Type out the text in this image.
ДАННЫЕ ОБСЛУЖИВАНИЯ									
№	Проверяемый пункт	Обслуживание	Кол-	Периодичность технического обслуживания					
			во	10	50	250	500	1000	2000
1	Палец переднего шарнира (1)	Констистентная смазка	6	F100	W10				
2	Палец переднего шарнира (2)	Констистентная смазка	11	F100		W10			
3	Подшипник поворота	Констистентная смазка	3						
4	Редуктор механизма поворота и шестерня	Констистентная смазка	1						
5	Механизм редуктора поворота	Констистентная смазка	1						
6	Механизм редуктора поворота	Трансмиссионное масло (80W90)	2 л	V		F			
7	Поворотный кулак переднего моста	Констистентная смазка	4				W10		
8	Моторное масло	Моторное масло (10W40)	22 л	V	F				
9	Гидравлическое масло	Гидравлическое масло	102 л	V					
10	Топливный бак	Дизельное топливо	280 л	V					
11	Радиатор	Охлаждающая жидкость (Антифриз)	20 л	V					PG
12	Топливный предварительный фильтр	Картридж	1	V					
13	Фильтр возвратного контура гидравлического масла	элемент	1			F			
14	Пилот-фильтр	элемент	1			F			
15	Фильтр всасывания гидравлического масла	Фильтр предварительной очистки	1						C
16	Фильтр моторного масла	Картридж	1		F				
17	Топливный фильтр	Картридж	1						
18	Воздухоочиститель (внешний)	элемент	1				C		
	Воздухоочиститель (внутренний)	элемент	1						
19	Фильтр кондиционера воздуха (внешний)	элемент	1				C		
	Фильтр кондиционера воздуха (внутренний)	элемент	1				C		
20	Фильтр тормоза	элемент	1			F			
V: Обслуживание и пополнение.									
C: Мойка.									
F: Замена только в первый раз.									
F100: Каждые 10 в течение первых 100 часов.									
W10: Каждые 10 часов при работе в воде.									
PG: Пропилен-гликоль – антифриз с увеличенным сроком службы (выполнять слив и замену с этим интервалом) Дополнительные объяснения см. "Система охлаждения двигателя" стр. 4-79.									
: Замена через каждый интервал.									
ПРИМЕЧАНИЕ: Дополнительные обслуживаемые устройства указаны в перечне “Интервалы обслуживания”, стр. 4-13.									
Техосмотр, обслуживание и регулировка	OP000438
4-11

◆ GOAL: Retype every record above exactly as it appears.

◆ EXERCISE RESULT:
Type out the text in this image.
ДАННЫЕ ОБСЛУЖИВАНИЯ									
№	Проверяемый пункт	Обслуживание	Кол-	Периодичность технического обслуживания					
			во	10	50	250	500	1000	2000
1	Палец переднего шарнира (1)	Констистентная смазка	6	F100	W10				
2	Палец переднего шарнира (2)	Констистентная смазка	11	F100		W10			
3	Подшипник поворота	Констистентная смазка	3						
4	Редуктор механизма поворота и шестерня	Констистентная смазка	1						
5	Механизм редуктора поворота	Констистентная смазка	1						
6	Механизм редуктора поворота	Трансмиссионное масло (80W90)	2 л	V		F			
7	Поворотный кулак переднего моста	Констистентная смазка	4				W10		
8	Моторное масло	Моторное масло (10W40)	22 л	V	F				
9	Гидравлическое масло	Гидравлическое масло	102 л	V					
10	Топливный бак	Дизельное топливо	280 л	V					
11	Радиатор	Охлаждающая жидкость (Антифриз)	20 л	V					PG
12	Топливный предварительный фильтр	Картридж	1	V					
13	Фильтр возвратного контура гидравлического масла	элемент	1			F			
14	Пилот-фильтр	элемент	1			F			
15	Фильтр всасывания гидравлического масла	Фильтр предварительной очистки	1						C
16	Фильтр моторного масла	Картридж	1		F				
17	Топливный фильтр	Картридж	1						
18	Воздухоочиститель (внешний)	элемент	1				C		
	Воздухоочиститель (внутренний)	элемент	1						
19	Фильтр кондиционера воздуха (внешний)	элемент	1				C		
	Фильтр кондиционера воздуха (внутренний)	элемент	1				C		
20	Фильтр тормоза	элемент	1			F			
V: Обслуживание и пополнение.									
C: Мойка.									
F: Замена только в первый раз.									
F100: Каждые 10 в течение первых 100 часов.									
W10: Каждые 10 часов при работе в воде.									
PG: Пропилен-гликоль – антифриз с увеличенным сроком службы (выполнять слив и замену с этим интервалом) Дополнительные объяснения см. "Система охлаждения двигателя" стр. 4-79.									
: Замена через каждый интервал.									
ПРИМЕЧАНИЕ: Дополнительные обслуживаемые устройства указаны в перечне “Интервалы обслуживания”, стр. 4-13.									
Техосмотр, обслуживание и регулировка	OP000438
4-11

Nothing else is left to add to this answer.